** Begin DATASET EXCERPTS **
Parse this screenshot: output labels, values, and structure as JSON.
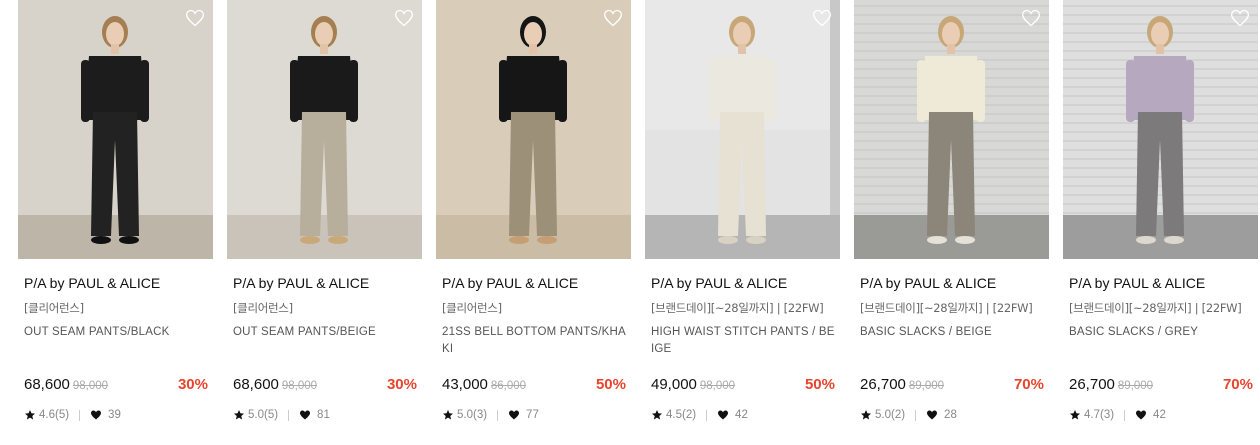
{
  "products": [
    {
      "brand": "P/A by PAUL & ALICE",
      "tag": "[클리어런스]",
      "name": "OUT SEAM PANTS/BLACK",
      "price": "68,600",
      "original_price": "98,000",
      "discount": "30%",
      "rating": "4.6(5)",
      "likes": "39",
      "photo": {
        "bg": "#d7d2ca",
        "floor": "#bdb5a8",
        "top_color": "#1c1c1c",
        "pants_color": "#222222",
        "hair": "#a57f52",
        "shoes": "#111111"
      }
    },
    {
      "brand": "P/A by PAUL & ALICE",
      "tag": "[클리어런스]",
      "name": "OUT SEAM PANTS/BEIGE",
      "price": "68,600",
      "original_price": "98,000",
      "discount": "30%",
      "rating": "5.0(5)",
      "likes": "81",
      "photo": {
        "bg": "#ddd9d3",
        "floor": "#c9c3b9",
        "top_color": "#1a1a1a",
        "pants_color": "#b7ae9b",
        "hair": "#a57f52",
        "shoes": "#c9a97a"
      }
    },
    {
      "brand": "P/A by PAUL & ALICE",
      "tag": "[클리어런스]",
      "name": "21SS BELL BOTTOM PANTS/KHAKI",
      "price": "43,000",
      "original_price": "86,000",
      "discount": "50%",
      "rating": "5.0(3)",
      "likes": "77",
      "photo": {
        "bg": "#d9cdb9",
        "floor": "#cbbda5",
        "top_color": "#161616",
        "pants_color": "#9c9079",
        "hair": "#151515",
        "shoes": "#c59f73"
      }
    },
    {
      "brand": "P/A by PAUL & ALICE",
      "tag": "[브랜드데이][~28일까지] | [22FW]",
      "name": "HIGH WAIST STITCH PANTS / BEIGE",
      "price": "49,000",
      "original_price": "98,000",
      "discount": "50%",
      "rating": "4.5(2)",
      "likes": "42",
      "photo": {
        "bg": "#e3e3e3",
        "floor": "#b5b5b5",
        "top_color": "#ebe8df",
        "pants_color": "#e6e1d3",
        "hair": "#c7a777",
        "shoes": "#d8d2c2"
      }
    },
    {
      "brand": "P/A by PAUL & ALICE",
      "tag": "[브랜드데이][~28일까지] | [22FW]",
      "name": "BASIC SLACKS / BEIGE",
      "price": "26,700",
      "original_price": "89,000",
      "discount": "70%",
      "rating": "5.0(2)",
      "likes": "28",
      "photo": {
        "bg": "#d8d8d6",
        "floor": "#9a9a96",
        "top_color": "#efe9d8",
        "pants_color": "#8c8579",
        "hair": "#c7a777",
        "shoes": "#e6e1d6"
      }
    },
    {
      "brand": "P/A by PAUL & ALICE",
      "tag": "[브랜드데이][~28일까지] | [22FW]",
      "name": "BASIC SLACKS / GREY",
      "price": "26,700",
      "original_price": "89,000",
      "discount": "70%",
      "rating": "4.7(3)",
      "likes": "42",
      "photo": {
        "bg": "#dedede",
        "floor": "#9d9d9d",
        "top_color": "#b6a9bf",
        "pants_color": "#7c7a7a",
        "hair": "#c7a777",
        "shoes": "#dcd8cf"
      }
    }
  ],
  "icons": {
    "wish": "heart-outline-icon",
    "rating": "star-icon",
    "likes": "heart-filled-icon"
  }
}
** End DATASET EXCERPTS **
** Begin DATASET EXCERPTS **
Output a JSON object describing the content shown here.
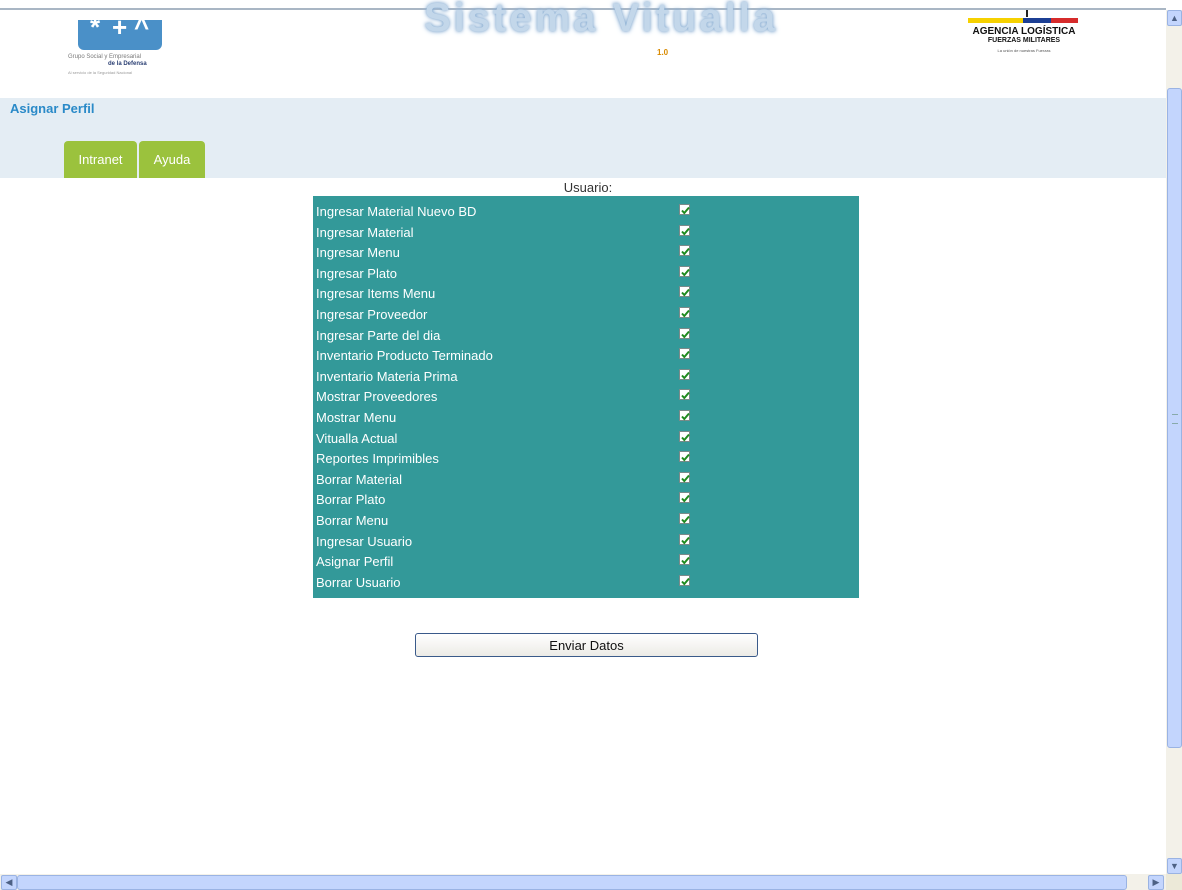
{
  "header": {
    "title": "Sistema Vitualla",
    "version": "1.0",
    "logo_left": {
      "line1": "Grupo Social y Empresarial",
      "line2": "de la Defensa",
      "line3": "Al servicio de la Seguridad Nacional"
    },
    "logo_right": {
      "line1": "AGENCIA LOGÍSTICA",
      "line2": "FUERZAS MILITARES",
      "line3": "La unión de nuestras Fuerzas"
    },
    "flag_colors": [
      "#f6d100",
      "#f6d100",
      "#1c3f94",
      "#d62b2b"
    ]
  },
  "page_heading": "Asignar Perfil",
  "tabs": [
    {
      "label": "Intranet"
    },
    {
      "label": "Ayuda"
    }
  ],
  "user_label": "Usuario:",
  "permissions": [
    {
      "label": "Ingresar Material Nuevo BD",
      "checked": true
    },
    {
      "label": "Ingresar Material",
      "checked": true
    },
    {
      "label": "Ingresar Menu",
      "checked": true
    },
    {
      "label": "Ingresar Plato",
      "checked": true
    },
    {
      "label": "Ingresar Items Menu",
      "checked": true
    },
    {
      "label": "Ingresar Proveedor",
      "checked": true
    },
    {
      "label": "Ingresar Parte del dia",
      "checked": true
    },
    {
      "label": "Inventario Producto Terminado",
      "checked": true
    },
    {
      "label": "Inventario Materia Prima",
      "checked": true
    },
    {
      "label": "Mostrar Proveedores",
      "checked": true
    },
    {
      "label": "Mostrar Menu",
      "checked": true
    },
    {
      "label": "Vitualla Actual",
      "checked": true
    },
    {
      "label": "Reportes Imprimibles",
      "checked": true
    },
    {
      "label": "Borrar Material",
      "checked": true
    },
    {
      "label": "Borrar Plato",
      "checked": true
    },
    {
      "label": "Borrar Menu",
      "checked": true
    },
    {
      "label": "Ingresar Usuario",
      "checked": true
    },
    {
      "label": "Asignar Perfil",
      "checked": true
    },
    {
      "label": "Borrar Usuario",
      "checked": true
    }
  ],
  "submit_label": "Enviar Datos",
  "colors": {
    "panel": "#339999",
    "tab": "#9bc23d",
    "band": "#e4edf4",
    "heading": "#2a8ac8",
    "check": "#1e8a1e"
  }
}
** End DATASET EXCERPTS **
** TASK **
Filter the records down to the lines that contain the string "Inventario", and copy those lines.

** RESULT OF THE TASK **
      "label": "Inventario Producto Terminado",
      "label": "Inventario Materia Prima",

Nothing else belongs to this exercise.